---------- ENTRIES PROVIDED ----------

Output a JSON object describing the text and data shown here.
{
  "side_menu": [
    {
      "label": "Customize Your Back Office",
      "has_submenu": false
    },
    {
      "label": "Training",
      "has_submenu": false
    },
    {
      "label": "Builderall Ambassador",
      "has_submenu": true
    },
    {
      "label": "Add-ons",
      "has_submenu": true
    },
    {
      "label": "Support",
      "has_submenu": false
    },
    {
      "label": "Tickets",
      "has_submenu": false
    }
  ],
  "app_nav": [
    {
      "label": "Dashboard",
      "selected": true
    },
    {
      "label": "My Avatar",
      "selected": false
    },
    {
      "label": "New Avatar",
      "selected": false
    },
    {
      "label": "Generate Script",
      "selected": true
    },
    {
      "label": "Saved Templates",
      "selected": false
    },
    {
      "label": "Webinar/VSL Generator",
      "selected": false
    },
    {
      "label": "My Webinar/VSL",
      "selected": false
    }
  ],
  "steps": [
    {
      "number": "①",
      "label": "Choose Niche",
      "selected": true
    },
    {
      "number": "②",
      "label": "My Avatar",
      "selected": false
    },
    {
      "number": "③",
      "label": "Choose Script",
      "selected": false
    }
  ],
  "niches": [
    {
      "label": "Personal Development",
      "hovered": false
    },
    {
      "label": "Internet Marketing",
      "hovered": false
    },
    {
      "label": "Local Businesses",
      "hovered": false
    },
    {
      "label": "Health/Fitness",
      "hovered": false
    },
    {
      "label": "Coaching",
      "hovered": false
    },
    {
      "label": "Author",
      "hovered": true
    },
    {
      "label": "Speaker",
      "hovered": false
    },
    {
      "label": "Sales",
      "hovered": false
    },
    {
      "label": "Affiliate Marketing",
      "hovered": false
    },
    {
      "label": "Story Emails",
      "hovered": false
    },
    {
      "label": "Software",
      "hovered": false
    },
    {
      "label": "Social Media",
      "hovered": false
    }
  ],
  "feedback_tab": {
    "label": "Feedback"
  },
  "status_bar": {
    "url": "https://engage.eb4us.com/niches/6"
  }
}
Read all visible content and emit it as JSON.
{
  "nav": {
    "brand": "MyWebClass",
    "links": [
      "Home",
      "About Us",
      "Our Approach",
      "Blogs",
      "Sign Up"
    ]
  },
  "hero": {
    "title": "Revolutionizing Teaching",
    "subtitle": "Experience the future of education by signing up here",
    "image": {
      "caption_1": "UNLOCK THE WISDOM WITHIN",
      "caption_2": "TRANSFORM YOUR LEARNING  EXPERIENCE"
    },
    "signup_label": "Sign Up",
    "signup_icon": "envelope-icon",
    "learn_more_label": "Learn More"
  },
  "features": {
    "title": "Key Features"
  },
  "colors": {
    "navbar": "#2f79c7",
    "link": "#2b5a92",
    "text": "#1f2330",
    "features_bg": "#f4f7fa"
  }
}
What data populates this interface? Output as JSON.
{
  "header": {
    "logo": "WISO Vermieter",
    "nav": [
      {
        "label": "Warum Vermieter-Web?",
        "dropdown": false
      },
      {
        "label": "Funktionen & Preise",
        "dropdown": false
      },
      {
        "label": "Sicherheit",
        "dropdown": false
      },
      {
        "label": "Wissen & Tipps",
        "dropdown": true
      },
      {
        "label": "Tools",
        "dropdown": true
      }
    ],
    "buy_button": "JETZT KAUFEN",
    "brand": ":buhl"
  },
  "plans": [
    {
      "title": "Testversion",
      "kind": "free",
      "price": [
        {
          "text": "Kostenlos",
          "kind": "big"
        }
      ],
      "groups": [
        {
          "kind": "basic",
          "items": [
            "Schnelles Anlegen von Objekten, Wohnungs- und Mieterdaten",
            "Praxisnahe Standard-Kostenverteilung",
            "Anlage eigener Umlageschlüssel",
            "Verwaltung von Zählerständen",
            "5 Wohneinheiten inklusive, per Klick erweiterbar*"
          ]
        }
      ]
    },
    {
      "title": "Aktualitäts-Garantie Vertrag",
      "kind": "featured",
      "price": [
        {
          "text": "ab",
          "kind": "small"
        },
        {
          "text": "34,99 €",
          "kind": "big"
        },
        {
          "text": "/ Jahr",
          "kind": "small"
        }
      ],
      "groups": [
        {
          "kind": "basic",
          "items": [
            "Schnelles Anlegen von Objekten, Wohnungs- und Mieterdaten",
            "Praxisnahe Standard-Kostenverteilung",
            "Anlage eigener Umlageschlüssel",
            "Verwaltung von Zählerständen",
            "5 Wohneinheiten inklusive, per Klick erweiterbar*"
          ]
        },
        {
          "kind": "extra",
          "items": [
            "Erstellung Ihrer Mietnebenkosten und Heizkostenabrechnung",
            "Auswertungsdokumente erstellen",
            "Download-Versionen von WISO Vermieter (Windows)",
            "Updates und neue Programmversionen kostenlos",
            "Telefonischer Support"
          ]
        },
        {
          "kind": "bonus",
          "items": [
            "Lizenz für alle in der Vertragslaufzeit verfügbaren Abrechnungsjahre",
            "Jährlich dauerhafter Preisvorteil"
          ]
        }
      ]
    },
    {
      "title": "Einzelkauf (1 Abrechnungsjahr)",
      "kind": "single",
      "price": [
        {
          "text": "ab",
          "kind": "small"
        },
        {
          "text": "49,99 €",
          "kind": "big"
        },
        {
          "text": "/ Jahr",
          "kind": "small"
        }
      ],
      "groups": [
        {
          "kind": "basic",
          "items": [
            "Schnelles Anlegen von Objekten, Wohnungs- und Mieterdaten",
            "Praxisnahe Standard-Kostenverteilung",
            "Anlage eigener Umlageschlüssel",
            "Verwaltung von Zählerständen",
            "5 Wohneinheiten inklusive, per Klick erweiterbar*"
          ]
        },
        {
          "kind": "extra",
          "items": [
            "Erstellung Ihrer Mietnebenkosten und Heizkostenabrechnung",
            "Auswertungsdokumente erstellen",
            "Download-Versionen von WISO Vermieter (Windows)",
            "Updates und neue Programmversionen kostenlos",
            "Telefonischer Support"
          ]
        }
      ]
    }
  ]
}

----------

*SET PROBLEM*: From the records given above, copy all lines containing "Marketing".

*EXERCISE ANSWER*:
      "label": "Internet Marketing",
      "label": "Affiliate Marketing",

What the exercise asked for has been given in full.